- Job -
Give a verbatim quotation of every record.
>> START Task material
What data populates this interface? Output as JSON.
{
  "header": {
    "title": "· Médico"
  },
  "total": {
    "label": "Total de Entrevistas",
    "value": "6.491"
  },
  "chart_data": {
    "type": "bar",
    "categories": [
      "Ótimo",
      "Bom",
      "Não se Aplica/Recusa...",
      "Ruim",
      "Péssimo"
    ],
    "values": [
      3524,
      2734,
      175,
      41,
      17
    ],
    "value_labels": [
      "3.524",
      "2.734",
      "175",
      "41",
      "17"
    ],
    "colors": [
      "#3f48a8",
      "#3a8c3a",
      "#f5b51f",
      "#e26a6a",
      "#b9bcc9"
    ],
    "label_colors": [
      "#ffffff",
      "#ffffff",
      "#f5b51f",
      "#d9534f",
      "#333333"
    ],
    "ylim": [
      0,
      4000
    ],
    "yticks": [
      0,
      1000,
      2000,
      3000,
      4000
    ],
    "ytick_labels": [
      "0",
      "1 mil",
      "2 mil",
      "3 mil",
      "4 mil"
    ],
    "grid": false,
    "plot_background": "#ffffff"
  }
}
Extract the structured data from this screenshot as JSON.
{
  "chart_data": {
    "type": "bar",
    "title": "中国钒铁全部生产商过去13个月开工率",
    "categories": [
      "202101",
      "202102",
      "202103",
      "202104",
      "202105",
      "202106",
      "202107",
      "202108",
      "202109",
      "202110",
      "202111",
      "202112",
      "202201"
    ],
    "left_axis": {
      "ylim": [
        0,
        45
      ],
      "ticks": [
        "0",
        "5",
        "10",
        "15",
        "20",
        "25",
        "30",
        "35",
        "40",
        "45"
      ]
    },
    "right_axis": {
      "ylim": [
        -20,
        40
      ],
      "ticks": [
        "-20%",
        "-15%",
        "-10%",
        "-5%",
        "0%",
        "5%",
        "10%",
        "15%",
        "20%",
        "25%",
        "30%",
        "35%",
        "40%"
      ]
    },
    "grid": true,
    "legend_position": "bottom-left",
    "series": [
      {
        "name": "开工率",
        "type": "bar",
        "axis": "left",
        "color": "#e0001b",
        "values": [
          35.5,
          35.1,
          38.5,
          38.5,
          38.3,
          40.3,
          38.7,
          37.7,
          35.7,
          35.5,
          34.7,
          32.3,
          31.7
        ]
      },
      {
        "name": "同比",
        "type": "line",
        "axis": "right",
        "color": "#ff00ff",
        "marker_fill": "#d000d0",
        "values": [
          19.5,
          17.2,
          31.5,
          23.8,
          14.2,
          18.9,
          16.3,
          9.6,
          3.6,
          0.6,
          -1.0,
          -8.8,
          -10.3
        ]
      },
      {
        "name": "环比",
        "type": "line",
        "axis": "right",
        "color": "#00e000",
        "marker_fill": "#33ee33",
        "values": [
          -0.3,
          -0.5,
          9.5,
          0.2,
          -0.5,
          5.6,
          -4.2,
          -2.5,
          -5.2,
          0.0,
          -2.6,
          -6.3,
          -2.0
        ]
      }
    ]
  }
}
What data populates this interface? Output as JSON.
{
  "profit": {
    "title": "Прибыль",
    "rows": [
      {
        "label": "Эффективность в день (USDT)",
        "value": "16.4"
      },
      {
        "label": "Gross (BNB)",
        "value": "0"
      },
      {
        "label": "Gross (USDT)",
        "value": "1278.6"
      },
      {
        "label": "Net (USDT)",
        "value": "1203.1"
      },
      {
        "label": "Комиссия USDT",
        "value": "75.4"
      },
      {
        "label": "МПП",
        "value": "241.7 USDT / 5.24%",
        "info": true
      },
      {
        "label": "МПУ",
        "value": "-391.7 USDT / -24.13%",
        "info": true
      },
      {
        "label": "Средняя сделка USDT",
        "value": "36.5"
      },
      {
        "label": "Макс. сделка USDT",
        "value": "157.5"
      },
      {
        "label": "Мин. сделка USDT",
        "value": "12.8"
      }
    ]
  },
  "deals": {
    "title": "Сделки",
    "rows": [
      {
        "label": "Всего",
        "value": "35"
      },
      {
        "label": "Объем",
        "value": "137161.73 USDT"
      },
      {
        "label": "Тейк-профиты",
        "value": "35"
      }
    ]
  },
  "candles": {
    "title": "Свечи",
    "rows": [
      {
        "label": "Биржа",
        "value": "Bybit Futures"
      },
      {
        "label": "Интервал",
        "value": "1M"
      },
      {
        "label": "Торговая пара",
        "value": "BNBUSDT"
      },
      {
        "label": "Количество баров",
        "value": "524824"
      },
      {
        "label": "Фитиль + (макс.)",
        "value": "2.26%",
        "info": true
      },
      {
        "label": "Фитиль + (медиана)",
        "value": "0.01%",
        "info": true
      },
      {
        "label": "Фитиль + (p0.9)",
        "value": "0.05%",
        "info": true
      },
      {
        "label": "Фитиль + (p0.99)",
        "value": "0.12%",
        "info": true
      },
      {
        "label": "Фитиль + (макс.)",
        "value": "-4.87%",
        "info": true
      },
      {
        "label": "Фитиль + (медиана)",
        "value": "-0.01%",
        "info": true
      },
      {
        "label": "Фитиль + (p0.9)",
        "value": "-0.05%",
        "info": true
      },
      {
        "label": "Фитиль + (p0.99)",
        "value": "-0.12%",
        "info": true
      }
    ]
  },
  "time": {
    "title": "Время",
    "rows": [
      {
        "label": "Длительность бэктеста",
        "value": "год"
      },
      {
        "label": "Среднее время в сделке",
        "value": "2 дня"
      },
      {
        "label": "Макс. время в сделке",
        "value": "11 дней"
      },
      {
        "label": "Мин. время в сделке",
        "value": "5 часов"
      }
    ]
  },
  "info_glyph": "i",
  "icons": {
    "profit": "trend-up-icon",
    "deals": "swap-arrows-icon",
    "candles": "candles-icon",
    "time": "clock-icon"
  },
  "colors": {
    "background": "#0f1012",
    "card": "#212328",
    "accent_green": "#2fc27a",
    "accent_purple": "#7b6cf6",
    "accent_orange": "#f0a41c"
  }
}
>> END Task material
- Task response -
What data populates this interface? Output as JSON.
{
  "header": {
    "title": "· Médico"
  },
  "total": {
    "label": "Total de Entrevistas",
    "value": "6.491"
  },
  "chart_data": {
    "type": "bar",
    "categories": [
      "Ótimo",
      "Bom",
      "Não se Aplica/Recusa...",
      "Ruim",
      "Péssimo"
    ],
    "values": [
      3524,
      2734,
      175,
      41,
      17
    ],
    "value_labels": [
      "3.524",
      "2.734",
      "175",
      "41",
      "17"
    ],
    "colors": [
      "#3f48a8",
      "#3a8c3a",
      "#f5b51f",
      "#e26a6a",
      "#b9bcc9"
    ],
    "label_colors": [
      "#ffffff",
      "#ffffff",
      "#f5b51f",
      "#d9534f",
      "#333333"
    ],
    "ylim": [
      0,
      4000
    ],
    "yticks": [
      0,
      1000,
      2000,
      3000,
      4000
    ],
    "ytick_labels": [
      "0",
      "1 mil",
      "2 mil",
      "3 mil",
      "4 mil"
    ],
    "grid": false,
    "plot_background": "#ffffff"
  }
}
Extract the structured data from this screenshot as JSON.
{
  "chart_data": {
    "type": "bar",
    "title": "中国钒铁全部生产商过去13个月开工率",
    "categories": [
      "202101",
      "202102",
      "202103",
      "202104",
      "202105",
      "202106",
      "202107",
      "202108",
      "202109",
      "202110",
      "202111",
      "202112",
      "202201"
    ],
    "left_axis": {
      "ylim": [
        0,
        45
      ],
      "ticks": [
        "0",
        "5",
        "10",
        "15",
        "20",
        "25",
        "30",
        "35",
        "40",
        "45"
      ]
    },
    "right_axis": {
      "ylim": [
        -20,
        40
      ],
      "ticks": [
        "-20%",
        "-15%",
        "-10%",
        "-5%",
        "0%",
        "5%",
        "10%",
        "15%",
        "20%",
        "25%",
        "30%",
        "35%",
        "40%"
      ]
    },
    "grid": true,
    "legend_position": "bottom-left",
    "series": [
      {
        "name": "开工率",
        "type": "bar",
        "axis": "left",
        "color": "#e0001b",
        "values": [
          35.5,
          35.1,
          38.5,
          38.5,
          38.3,
          40.3,
          38.7,
          37.7,
          35.7,
          35.5,
          34.7,
          32.3,
          31.7
        ]
      },
      {
        "name": "同比",
        "type": "line",
        "axis": "right",
        "color": "#ff00ff",
        "marker_fill": "#d000d0",
        "values": [
          19.5,
          17.2,
          31.5,
          23.8,
          14.2,
          18.9,
          16.3,
          9.6,
          3.6,
          0.6,
          -1.0,
          -8.8,
          -10.3
        ]
      },
      {
        "name": "环比",
        "type": "line",
        "axis": "right",
        "color": "#00e000",
        "marker_fill": "#33ee33",
        "values": [
          -0.3,
          -0.5,
          9.5,
          0.2,
          -0.5,
          5.6,
          -4.2,
          -2.5,
          -5.2,
          0.0,
          -2.6,
          -6.3,
          -2.0
        ]
      }
    ]
  }
}
What data populates this interface? Output as JSON.
{
  "profit": {
    "title": "Прибыль",
    "rows": [
      {
        "label": "Эффективность в день (USDT)",
        "value": "16.4"
      },
      {
        "label": "Gross (BNB)",
        "value": "0"
      },
      {
        "label": "Gross (USDT)",
        "value": "1278.6"
      },
      {
        "label": "Net (USDT)",
        "value": "1203.1"
      },
      {
        "label": "Комиссия USDT",
        "value": "75.4"
      },
      {
        "label": "МПП",
        "value": "241.7 USDT / 5.24%",
        "info": true
      },
      {
        "label": "МПУ",
        "value": "-391.7 USDT / -24.13%",
        "info": true
      },
      {
        "label": "Средняя сделка USDT",
        "value": "36.5"
      },
      {
        "label": "Макс. сделка USDT",
        "value": "157.5"
      },
      {
        "label": "Мин. сделка USDT",
        "value": "12.8"
      }
    ]
  },
  "deals": {
    "title": "Сделки",
    "rows": [
      {
        "label": "Всего",
        "value": "35"
      },
      {
        "label": "Объем",
        "value": "137161.73 USDT"
      },
      {
        "label": "Тейк-профиты",
        "value": "35"
      }
    ]
  },
  "candles": {
    "title": "Свечи",
    "rows": [
      {
        "label": "Биржа",
        "value": "Bybit Futures"
      },
      {
        "label": "Интервал",
        "value": "1M"
      },
      {
        "label": "Торговая пара",
        "value": "BNBUSDT"
      },
      {
        "label": "Количество баров",
        "value": "524824"
      },
      {
        "label": "Фитиль + (макс.)",
        "value": "2.26%",
        "info": true
      },
      {
        "label": "Фитиль + (медиана)",
        "value": "0.01%",
        "info": true
      },
      {
        "label": "Фитиль + (p0.9)",
        "value": "0.05%",
        "info": true
      },
      {
        "label": "Фитиль + (p0.99)",
        "value": "0.12%",
        "info": true
      },
      {
        "label": "Фитиль + (макс.)",
        "value": "-4.87%",
        "info": true
      },
      {
        "label": "Фитиль + (медиана)",
        "value": "-0.01%",
        "info": true
      },
      {
        "label": "Фитиль + (p0.9)",
        "value": "-0.05%",
        "info": true
      },
      {
        "label": "Фитиль + (p0.99)",
        "value": "-0.12%",
        "info": true
      }
    ]
  },
  "time": {
    "title": "Время",
    "rows": [
      {
        "label": "Длительность бэктеста",
        "value": "год"
      },
      {
        "label": "Среднее время в сделке",
        "value": "2 дня"
      },
      {
        "label": "Макс. время в сделке",
        "value": "11 дней"
      },
      {
        "label": "Мин. время в сделке",
        "value": "5 часов"
      }
    ]
  },
  "info_glyph": "i",
  "icons": {
    "profit": "trend-up-icon",
    "deals": "swap-arrows-icon",
    "candles": "candles-icon",
    "time": "clock-icon"
  },
  "colors": {
    "background": "#0f1012",
    "card": "#212328",
    "accent_green": "#2fc27a",
    "accent_purple": "#7b6cf6",
    "accent_orange": "#f0a41c"
  }
}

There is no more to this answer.